▶ _Exercise prompt_
Would you transcribe all of the data exactly, down to the last character?

# # # # #

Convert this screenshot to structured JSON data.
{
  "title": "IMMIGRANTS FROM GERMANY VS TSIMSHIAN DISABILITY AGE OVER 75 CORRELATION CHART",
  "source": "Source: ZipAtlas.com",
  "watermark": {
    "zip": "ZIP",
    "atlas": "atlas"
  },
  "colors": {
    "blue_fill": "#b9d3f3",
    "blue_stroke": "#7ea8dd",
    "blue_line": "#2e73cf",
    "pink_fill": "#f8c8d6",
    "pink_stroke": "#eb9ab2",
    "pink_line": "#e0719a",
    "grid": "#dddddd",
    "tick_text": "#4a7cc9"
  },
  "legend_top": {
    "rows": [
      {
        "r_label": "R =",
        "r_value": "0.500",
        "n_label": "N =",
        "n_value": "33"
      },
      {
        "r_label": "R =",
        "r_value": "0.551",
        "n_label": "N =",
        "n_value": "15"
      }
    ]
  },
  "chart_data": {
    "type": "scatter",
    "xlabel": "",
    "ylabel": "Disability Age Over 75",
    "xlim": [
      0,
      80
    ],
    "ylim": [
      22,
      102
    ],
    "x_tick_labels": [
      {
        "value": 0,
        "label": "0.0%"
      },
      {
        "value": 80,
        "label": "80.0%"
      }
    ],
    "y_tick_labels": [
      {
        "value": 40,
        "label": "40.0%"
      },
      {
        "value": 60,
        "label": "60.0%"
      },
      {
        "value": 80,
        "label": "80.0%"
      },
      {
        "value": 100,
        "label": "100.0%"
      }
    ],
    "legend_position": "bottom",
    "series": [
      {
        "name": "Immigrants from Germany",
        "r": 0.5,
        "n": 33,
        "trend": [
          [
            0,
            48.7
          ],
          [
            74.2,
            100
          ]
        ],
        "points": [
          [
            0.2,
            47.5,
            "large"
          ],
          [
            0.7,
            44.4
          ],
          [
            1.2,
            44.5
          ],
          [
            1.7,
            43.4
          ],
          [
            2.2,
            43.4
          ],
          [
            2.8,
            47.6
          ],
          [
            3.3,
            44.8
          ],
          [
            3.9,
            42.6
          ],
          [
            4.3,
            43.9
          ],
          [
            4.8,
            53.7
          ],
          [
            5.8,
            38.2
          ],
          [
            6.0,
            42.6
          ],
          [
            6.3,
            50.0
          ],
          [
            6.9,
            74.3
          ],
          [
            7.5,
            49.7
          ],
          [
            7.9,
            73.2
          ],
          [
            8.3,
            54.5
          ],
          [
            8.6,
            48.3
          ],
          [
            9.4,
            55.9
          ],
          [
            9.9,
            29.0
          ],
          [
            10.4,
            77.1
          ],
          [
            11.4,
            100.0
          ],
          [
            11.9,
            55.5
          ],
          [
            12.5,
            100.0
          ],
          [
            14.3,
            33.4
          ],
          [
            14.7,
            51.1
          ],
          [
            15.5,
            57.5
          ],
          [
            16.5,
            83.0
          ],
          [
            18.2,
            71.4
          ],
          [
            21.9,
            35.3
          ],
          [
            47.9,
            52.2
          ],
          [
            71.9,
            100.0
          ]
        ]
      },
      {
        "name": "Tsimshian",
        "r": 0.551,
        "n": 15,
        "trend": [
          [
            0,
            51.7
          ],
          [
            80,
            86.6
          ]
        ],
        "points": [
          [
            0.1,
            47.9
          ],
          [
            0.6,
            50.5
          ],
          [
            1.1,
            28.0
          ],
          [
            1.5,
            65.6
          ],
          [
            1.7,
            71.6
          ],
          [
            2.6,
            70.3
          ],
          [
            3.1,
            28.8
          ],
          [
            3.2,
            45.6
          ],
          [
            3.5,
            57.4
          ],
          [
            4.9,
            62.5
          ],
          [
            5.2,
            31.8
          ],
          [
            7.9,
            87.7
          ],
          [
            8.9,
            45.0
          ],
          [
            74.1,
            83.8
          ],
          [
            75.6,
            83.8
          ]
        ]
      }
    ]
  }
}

# # # # #

▶ _Exercise solution_
Convert this screenshot to structured JSON data.
{
  "title": "IMMIGRANTS FROM GERMANY VS TSIMSHIAN DISABILITY AGE OVER 75 CORRELATION CHART",
  "source": "Source: ZipAtlas.com",
  "watermark": {
    "zip": "ZIP",
    "atlas": "atlas"
  },
  "colors": {
    "blue_fill": "#b9d3f3",
    "blue_stroke": "#7ea8dd",
    "blue_line": "#2e73cf",
    "pink_fill": "#f8c8d6",
    "pink_stroke": "#eb9ab2",
    "pink_line": "#e0719a",
    "grid": "#dddddd",
    "tick_text": "#4a7cc9"
  },
  "legend_top": {
    "rows": [
      {
        "r_label": "R =",
        "r_value": "0.500",
        "n_label": "N =",
        "n_value": "33"
      },
      {
        "r_label": "R =",
        "r_value": "0.551",
        "n_label": "N =",
        "n_value": "15"
      }
    ]
  },
  "chart_data": {
    "type": "scatter",
    "xlabel": "",
    "ylabel": "Disability Age Over 75",
    "xlim": [
      0,
      80
    ],
    "ylim": [
      22,
      102
    ],
    "x_tick_labels": [
      {
        "value": 0,
        "label": "0.0%"
      },
      {
        "value": 80,
        "label": "80.0%"
      }
    ],
    "y_tick_labels": [
      {
        "value": 40,
        "label": "40.0%"
      },
      {
        "value": 60,
        "label": "60.0%"
      },
      {
        "value": 80,
        "label": "80.0%"
      },
      {
        "value": 100,
        "label": "100.0%"
      }
    ],
    "legend_position": "bottom",
    "series": [
      {
        "name": "Immigrants from Germany",
        "r": 0.5,
        "n": 33,
        "trend": [
          [
            0,
            48.7
          ],
          [
            74.2,
            100
          ]
        ],
        "points": [
          [
            0.2,
            47.5,
            "large"
          ],
          [
            0.7,
            44.4
          ],
          [
            1.2,
            44.5
          ],
          [
            1.7,
            43.4
          ],
          [
            2.2,
            43.4
          ],
          [
            2.8,
            47.6
          ],
          [
            3.3,
            44.8
          ],
          [
            3.9,
            42.6
          ],
          [
            4.3,
            43.9
          ],
          [
            4.8,
            53.7
          ],
          [
            5.8,
            38.2
          ],
          [
            6.0,
            42.6
          ],
          [
            6.3,
            50.0
          ],
          [
            6.9,
            74.3
          ],
          [
            7.5,
            49.7
          ],
          [
            7.9,
            73.2
          ],
          [
            8.3,
            54.5
          ],
          [
            8.6,
            48.3
          ],
          [
            9.4,
            55.9
          ],
          [
            9.9,
            29.0
          ],
          [
            10.4,
            77.1
          ],
          [
            11.4,
            100.0
          ],
          [
            11.9,
            55.5
          ],
          [
            12.5,
            100.0
          ],
          [
            14.3,
            33.4
          ],
          [
            14.7,
            51.1
          ],
          [
            15.5,
            57.5
          ],
          [
            16.5,
            83.0
          ],
          [
            18.2,
            71.4
          ],
          [
            21.9,
            35.3
          ],
          [
            47.9,
            52.2
          ],
          [
            71.9,
            100.0
          ]
        ]
      },
      {
        "name": "Tsimshian",
        "r": 0.551,
        "n": 15,
        "trend": [
          [
            0,
            51.7
          ],
          [
            80,
            86.6
          ]
        ],
        "points": [
          [
            0.1,
            47.9
          ],
          [
            0.6,
            50.5
          ],
          [
            1.1,
            28.0
          ],
          [
            1.5,
            65.6
          ],
          [
            1.7,
            71.6
          ],
          [
            2.6,
            70.3
          ],
          [
            3.1,
            28.8
          ],
          [
            3.2,
            45.6
          ],
          [
            3.5,
            57.4
          ],
          [
            4.9,
            62.5
          ],
          [
            5.2,
            31.8
          ],
          [
            7.9,
            87.7
          ],
          [
            8.9,
            45.0
          ],
          [
            74.1,
            83.8
          ],
          [
            75.6,
            83.8
          ]
        ]
      }
    ]
  }
}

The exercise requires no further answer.